On January 13, 2011, the New Turkish Commercial Code No. 6102 has been enacted by the Grand National Assembly of Turkey and entered in force on July 01, 2012. From large companies to small and medium sized enterprises, with the new Turkish Commercial Code, important changes and reforms regarding the companies have been initiated. The incorporation of joint stock companies with a single shareholder and single-member limited liability companies has been introduced for the first time. The new forms of rules with regards to the articles of association in joint stock and limited companies, structural changes in companies in terms of division, merger, conversion and acquisition and rules on prohibition on borrowing against the company have been highlighted in the Turkish Commercial Code. The facilitation of electronic general assembly and board of directors, capital stock companies’ obligation to open a website and publish information, changes in the audit of companies are also some other major points introduced with the Turkish Commercial Code.
In Turkey, the companies can be incorporated in accordance with various laws. The companies incorporated according to the Turkish Commercial Code are classified as sole proprietorships and equity companies. On the other hand, the cooperative companies can be specified according to the Cooperatives Law and the ordinary partnerships can be specified according to the Code of Obligations. The companies incorporated by special laws are for the realization of certain purposes of the state and for the provision of services.

▶ _Stated exercise 1_:
Answer each question from the passage on the Turkish Commercial Code, one per line:
(a) On what date did the New Turkish Commercial Code enter into force?
(b) Under the Turkish Commercial Code, into which two classes are companies divided?
(c) According to which law can ordinary partnerships be specified?
▶ _Stated exercise 2_:
Reproduce word for word the part of the passage on the Turkish Commercial Code starting at "In Turkey, the" and ending at "provision of services.".

▶ _Dataset section_:
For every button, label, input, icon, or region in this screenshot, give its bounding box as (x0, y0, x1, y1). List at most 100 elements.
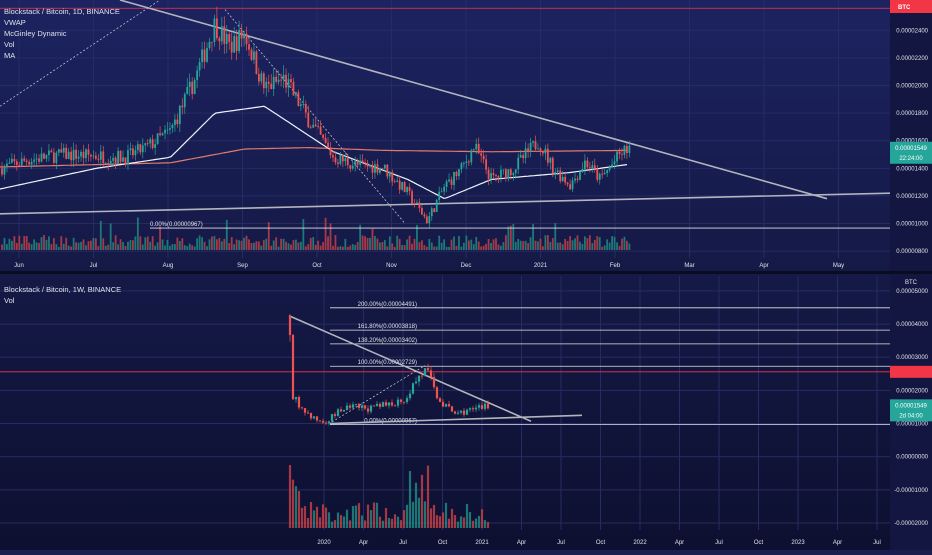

▶ _Right answer 1_:
(a) July 01, 2012
(b) Sole proprietorships and equity companies
(c) The Code of Obligations

▶ _Right answer 2_:
In Turkey, the companies can be incorporated in accordance with various laws. The companies incorporated according to the Turkish Commercial Code are classified as sole proprietorships and equity companies. On the other hand, the cooperative companies can be specified according to the Cooperatives Law and the ordinary partnerships can be specified according to the Code of Obligations. The companies incorporated by special laws are for the realization of certain purposes of the state and for the provision of services.